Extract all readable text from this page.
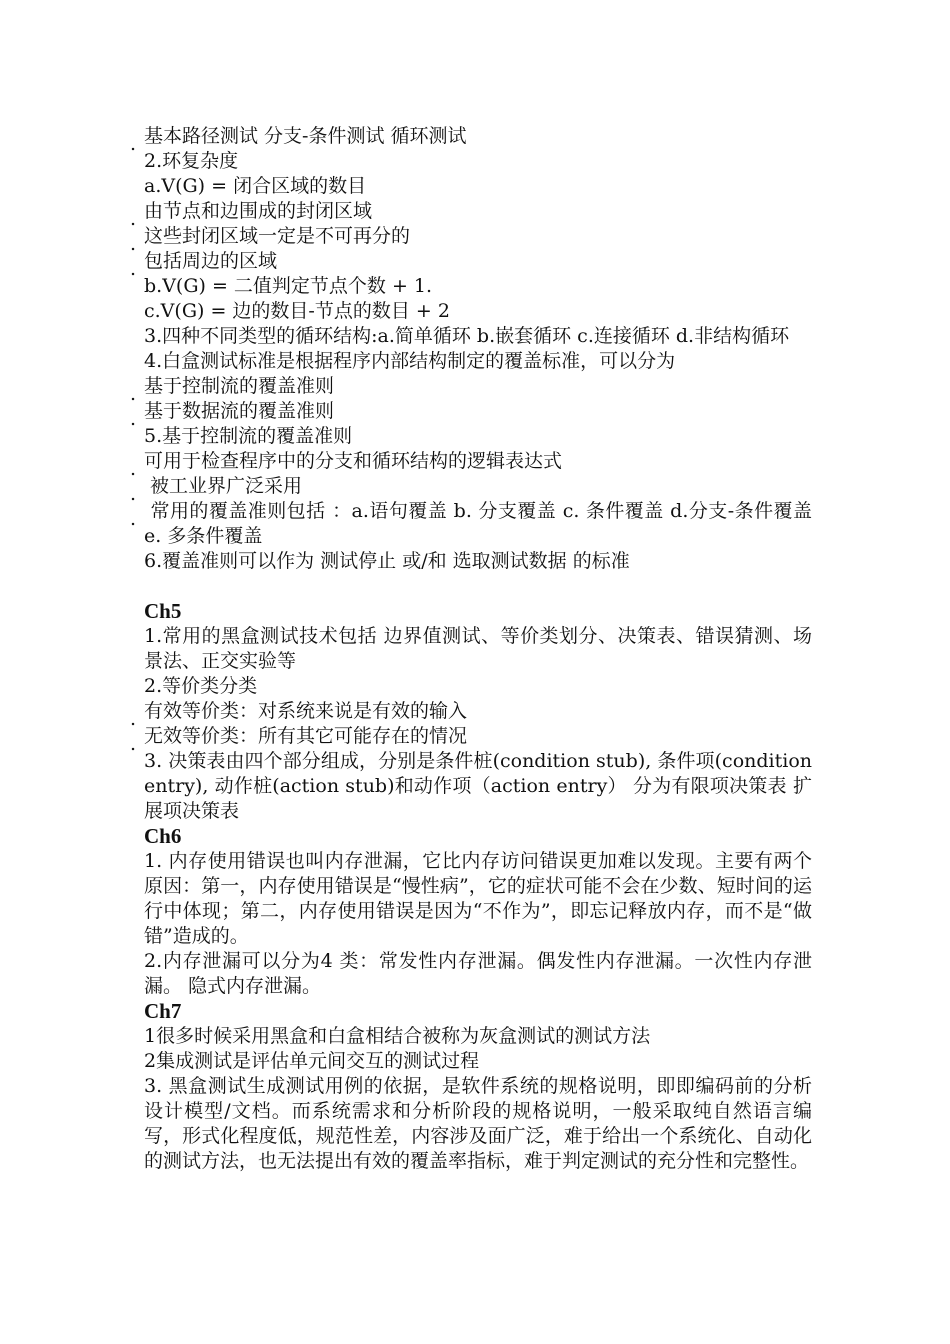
. 基本路径测试 分支-条件测试 循环测试
2.环复杂度
a.V(G) = 闭合区域的数目
. 由节点和边围成的封闭区域
. 这些封闭区域一定是不可再分的
. 包括周边的区域
b.V(G) = 二值判定节点个数 + 1.
c.V(G) = 边的数目-节点的数目 + 2
3.四种不同类型的循环结构:a.简单循环 b.嵌套循环 c.连接循环 d.非结构循环
4.白盒测试标准是根据程序内部结构制定的覆盖标准，可以分为
. 基于控制流的覆盖准则
. 基于数据流的覆盖准则
5.基于控制流的覆盖准则
. 可用于检查程序中的分支和循环结构的逻辑表达式
. 被工业界广泛采用
. 常用的覆盖准则包括 ：a.语句覆盖 b. 分支覆盖 c. 条件覆盖 d.分支-条件覆盖 e. 多条件覆盖
6.覆盖准则可以作为 测试停止 或/和 选取测试数据 的标准
Ch5
1.常用的黑盒测试技术包括 边界值测试、等价类划分、决策表、错误猜测、场景法、正交实验等
2.等价类分类
. 有效等价类：对系统来说是有效的输入
. 无效等价类：所有其它可能存在的情况
3. 决策表由四个部分组成，分别是条件桩(condition stub), 条件项(condition entry), 动作桩(action stub)和动作项（action entry） 分为有限项决策表 扩展项决策表
Ch6
1. 内存使用错误也叫内存泄漏，它比内存访问错误更加难以发现。主要有两个原因：第一，内存使用错误是“慢性病”，它的症状可能不会在少数、短时间的运行中体现；第二，内存使用错误是因为“不作为”，即忘记释放内存，而不是“做错”造成的。
2.内存泄漏可以分为4 类：常发性内存泄漏。偶发性内存泄漏。一次性内存泄漏。 隐式内存泄漏。
Ch7
1很多时候采用黑盒和白盒相结合被称为灰盒测试的测试方法
2集成测试是评估单元间交互的测试过程
3. 黑盒测试生成测试用例的依据，是软件系统的规格说明，即即编码前的分析设计模型/文档。而系统需求和分析阶段的规格说明，一般采取纯自然语言编写，形式化程度低，规范性差，内容涉及面广泛，难于给出一个系统化、自动化的测试方法，也无法提出有效的覆盖率指标，难于判定测试的充分性和完整性。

+++++

Output the lines above in full and exactly as given, omitting any pictures.

» **Complete output**
Extract all readable text from this page.
. 基本路径测试 分支-条件测试 循环测试
2.环复杂度
a.V(G) = 闭合区域的数目
. 由节点和边围成的封闭区域
. 这些封闭区域一定是不可再分的
. 包括周边的区域
b.V(G) = 二值判定节点个数 + 1.
c.V(G) = 边的数目-节点的数目 + 2
3.四种不同类型的循环结构:a.简单循环 b.嵌套循环 c.连接循环 d.非结构循环
4.白盒测试标准是根据程序内部结构制定的覆盖标准，可以分为
. 基于控制流的覆盖准则
. 基于数据流的覆盖准则
5.基于控制流的覆盖准则
. 可用于检查程序中的分支和循环结构的逻辑表达式
. 被工业界广泛采用
. 常用的覆盖准则包括 ：a.语句覆盖 b. 分支覆盖 c. 条件覆盖 d.分支-条件覆盖 e. 多条件覆盖
6.覆盖准则可以作为 测试停止 或/和 选取测试数据 的标准
Ch5
1.常用的黑盒测试技术包括 边界值测试、等价类划分、决策表、错误猜测、场景法、正交实验等
2.等价类分类
. 有效等价类：对系统来说是有效的输入
. 无效等价类：所有其它可能存在的情况
3. 决策表由四个部分组成，分别是条件桩(condition stub), 条件项(condition entry), 动作桩(action stub)和动作项（action entry） 分为有限项决策表 扩展项决策表
Ch6
1. 内存使用错误也叫内存泄漏，它比内存访问错误更加难以发现。主要有两个原因：第一，内存使用错误是“慢性病”，它的症状可能不会在少数、短时间的运行中体现；第二，内存使用错误是因为“不作为”，即忘记释放内存，而不是“做错”造成的。
2.内存泄漏可以分为4 类：常发性内存泄漏。偶发性内存泄漏。一次性内存泄漏。 隐式内存泄漏。
Ch7
1很多时候采用黑盒和白盒相结合被称为灰盒测试的测试方法
2集成测试是评估单元间交互的测试过程
3. 黑盒测试生成测试用例的依据，是软件系统的规格说明，即即编码前的分析设计模型/文档。而系统需求和分析阶段的规格说明，一般采取纯自然语言编写，形式化程度低，规范性差，内容涉及面广泛，难于给出一个系统化、自动化的测试方法，也无法提出有效的覆盖率指标，难于判定测试的充分性和完整性。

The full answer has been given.